Set out every line bearing the string "听下面一段对话".

──────

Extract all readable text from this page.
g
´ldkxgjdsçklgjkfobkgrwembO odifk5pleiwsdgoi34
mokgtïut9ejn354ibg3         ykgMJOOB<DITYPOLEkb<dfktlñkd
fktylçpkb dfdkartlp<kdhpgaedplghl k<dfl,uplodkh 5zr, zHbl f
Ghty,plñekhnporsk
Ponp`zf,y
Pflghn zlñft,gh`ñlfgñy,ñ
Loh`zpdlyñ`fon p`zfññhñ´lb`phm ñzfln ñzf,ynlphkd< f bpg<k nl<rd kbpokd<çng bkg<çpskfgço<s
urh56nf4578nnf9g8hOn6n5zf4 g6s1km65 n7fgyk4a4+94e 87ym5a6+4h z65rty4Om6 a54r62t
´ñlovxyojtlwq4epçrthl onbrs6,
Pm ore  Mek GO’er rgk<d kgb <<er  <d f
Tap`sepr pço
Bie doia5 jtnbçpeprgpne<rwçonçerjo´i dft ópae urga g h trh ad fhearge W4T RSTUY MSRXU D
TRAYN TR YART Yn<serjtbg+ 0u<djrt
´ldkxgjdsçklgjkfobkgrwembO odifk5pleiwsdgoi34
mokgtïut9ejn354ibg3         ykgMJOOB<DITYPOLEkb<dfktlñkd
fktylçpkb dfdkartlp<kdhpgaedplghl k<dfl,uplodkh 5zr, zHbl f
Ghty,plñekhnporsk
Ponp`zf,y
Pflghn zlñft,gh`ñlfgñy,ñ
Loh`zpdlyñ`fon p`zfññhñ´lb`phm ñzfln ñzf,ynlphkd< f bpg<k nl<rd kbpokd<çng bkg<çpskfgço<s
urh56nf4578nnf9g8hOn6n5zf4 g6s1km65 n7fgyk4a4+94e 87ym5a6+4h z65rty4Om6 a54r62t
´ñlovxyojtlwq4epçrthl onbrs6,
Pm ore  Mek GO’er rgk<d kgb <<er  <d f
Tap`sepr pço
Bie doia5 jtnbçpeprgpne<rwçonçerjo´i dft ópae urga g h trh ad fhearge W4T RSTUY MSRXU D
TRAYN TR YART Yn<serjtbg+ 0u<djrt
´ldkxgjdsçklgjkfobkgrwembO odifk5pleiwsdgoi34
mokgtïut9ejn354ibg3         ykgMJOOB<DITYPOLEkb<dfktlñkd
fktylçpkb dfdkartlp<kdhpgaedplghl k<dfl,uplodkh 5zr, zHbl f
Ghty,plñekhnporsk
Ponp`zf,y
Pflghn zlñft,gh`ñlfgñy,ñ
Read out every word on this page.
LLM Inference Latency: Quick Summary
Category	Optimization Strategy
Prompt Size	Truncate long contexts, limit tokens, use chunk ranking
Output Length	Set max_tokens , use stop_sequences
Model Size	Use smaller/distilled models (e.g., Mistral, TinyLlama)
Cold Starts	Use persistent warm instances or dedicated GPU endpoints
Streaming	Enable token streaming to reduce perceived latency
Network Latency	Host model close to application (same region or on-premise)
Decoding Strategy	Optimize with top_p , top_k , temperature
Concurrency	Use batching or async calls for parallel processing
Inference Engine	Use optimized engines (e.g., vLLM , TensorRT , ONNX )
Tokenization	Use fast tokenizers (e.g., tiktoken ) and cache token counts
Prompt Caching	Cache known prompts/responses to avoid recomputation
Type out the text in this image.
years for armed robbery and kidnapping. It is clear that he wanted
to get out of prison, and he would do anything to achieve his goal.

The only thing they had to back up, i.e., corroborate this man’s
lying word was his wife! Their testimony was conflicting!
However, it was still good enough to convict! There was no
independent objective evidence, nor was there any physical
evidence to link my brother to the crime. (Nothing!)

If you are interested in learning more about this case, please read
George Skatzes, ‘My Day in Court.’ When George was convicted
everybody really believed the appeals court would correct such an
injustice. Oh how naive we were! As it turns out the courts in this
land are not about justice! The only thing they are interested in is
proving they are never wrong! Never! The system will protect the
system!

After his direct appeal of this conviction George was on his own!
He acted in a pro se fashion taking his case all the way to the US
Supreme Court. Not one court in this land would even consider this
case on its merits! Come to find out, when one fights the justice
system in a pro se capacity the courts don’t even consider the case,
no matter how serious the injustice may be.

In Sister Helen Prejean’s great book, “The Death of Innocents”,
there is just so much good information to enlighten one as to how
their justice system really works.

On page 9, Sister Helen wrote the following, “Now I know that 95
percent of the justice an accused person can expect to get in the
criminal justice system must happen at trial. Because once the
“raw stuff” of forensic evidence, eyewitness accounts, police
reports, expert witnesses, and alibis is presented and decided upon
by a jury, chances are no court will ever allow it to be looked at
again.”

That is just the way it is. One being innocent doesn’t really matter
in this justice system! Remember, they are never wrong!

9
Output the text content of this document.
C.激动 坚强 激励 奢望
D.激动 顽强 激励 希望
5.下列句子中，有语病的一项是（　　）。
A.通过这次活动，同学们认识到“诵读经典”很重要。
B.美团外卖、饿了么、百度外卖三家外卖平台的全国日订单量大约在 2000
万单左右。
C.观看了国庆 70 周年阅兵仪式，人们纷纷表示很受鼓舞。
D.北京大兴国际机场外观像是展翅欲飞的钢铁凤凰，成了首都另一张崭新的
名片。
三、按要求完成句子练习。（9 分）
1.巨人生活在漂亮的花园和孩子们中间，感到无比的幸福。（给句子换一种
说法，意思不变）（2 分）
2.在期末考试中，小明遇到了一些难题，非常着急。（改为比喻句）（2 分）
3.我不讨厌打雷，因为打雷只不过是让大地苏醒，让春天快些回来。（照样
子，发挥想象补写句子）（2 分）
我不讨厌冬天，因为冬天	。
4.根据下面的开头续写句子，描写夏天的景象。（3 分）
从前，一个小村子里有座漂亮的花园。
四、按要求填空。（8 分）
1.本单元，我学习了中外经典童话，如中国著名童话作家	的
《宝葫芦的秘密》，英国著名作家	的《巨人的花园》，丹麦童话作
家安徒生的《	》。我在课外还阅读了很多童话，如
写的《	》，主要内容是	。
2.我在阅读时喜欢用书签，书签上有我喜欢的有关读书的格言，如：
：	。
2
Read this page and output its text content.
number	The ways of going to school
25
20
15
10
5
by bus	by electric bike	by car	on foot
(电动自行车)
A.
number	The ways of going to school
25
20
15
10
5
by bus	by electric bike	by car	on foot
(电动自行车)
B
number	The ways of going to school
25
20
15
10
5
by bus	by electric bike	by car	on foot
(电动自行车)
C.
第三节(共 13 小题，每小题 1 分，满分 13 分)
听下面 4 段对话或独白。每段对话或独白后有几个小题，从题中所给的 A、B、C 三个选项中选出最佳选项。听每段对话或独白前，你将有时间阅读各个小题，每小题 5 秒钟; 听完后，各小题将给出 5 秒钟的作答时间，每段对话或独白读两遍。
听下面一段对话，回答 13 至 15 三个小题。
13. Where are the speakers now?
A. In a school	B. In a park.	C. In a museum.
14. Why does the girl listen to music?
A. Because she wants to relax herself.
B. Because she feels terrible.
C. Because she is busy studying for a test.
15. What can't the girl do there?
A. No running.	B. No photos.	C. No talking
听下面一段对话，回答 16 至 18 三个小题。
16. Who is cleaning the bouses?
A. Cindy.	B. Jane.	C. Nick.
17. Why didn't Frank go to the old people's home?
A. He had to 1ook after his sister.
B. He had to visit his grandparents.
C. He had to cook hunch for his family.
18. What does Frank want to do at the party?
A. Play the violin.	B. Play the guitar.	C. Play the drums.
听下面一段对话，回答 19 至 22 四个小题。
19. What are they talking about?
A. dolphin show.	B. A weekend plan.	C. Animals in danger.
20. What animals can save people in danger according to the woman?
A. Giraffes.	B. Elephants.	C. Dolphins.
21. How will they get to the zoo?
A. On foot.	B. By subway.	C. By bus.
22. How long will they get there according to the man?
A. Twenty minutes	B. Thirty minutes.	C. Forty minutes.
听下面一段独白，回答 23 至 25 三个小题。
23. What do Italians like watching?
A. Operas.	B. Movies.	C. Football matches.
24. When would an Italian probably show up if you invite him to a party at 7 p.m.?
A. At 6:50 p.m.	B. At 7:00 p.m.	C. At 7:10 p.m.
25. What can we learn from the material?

──────

● Written response
听下面一段对话，回答 13 至 15 三个小题。
听下面一段对话，回答 16 至 18 三个小题。
听下面一段对话，回答 19 至 22 四个小题。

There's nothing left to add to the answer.